Information given =>
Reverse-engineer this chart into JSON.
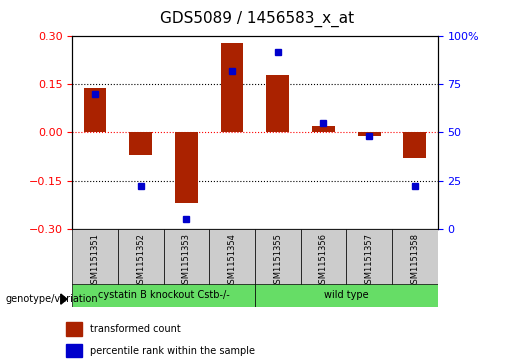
{
  "title": "GDS5089 / 1456583_x_at",
  "samples": [
    "GSM1151351",
    "GSM1151352",
    "GSM1151353",
    "GSM1151354",
    "GSM1151355",
    "GSM1151356",
    "GSM1151357",
    "GSM1151358"
  ],
  "transformed_count": [
    0.14,
    -0.07,
    -0.22,
    0.28,
    0.18,
    0.02,
    -0.01,
    -0.08
  ],
  "percentile_rank": [
    70,
    22,
    5,
    82,
    92,
    55,
    48,
    22
  ],
  "bar_color": "#AA2200",
  "dot_color": "#0000CC",
  "ylim_left": [
    -0.3,
    0.3
  ],
  "ylim_right": [
    0,
    100
  ],
  "yticks_left": [
    -0.3,
    -0.15,
    0.0,
    0.15,
    0.3
  ],
  "yticks_right": [
    0,
    25,
    50,
    75,
    100
  ],
  "hlines": [
    -0.15,
    0.0,
    0.15
  ],
  "hline_colors": [
    "black",
    "red",
    "black"
  ],
  "hline_styles": [
    "dotted",
    "dotted",
    "dotted"
  ],
  "group1_label": "cystatin B knockout Cstb-/-",
  "group2_label": "wild type",
  "group1_indices": [
    0,
    1,
    2,
    3
  ],
  "group2_indices": [
    4,
    5,
    6,
    7
  ],
  "group_color": "#66DD66",
  "genotype_label": "genotype/variation",
  "legend_bar_label": "transformed count",
  "legend_dot_label": "percentile rank within the sample",
  "bar_width": 0.5,
  "title_fontsize": 11
}
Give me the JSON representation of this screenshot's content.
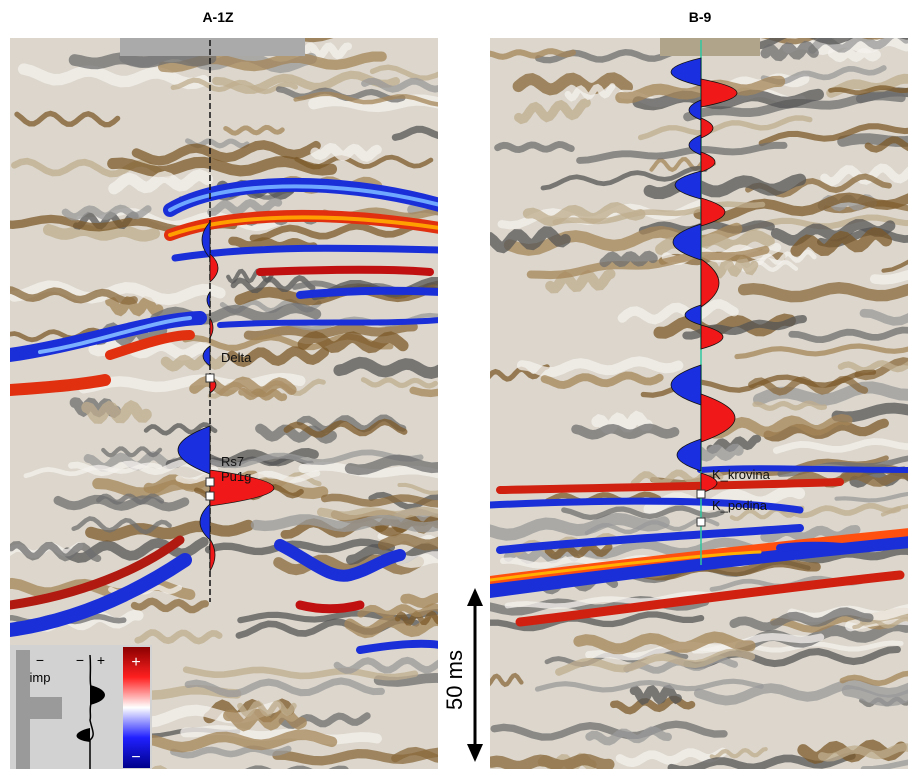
{
  "panels": [
    {
      "title": "A-1Z",
      "markers": [
        "Delta",
        "Rs7",
        "Pu1g"
      ]
    },
    {
      "title": "B-9",
      "markers": [
        "K_krovina",
        "K_podina"
      ]
    }
  ],
  "scale_bar": "50 ms",
  "legend": {
    "imp_sign": "−",
    "imp": "imp",
    "wavelet_minus": "−",
    "wavelet_plus": "+",
    "colorbar_plus": "+",
    "colorbar_minus": "−"
  }
}
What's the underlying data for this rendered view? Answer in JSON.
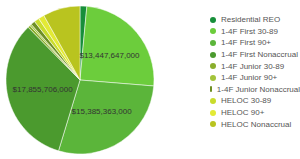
{
  "chart_data": {
    "type": "pie",
    "categories": [
      "Residential REO",
      "1-4F First 30-89",
      "1-4F First 90+",
      "1-4F First Nonaccrual",
      "1-4F Junior 30-89",
      "1-4F Junior 90+",
      "1-4F Junior Nonaccrual",
      "HELOC 30-89",
      "HELOC 90+",
      "HELOC Nonaccrual"
    ],
    "values": [
      800000000,
      13447647000,
      15385363000,
      17855706000,
      300000000,
      200000000,
      500000000,
      600000000,
      700000000,
      4400000000
    ],
    "value_labels": [
      null,
      "$13,447,647,000",
      "$15,385,363,000",
      "$17,855,706,000",
      null,
      null,
      null,
      null,
      null,
      null
    ],
    "data_labels": true,
    "colors": [
      "#178f3a",
      "#6ccd3c",
      "#5bb53a",
      "#4b9a2e",
      "#8aae2c",
      "#a3c43a",
      "#6e8f24",
      "#c9dc2c",
      "#e3ea35",
      "#b9c41f"
    ],
    "legend": "right"
  }
}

Challenge => Go through the data and gather every line that holds "First".

Full response =>
      "1-4F First 30-89",
      "1-4F First 90+",
      "1-4F First Nonaccrual",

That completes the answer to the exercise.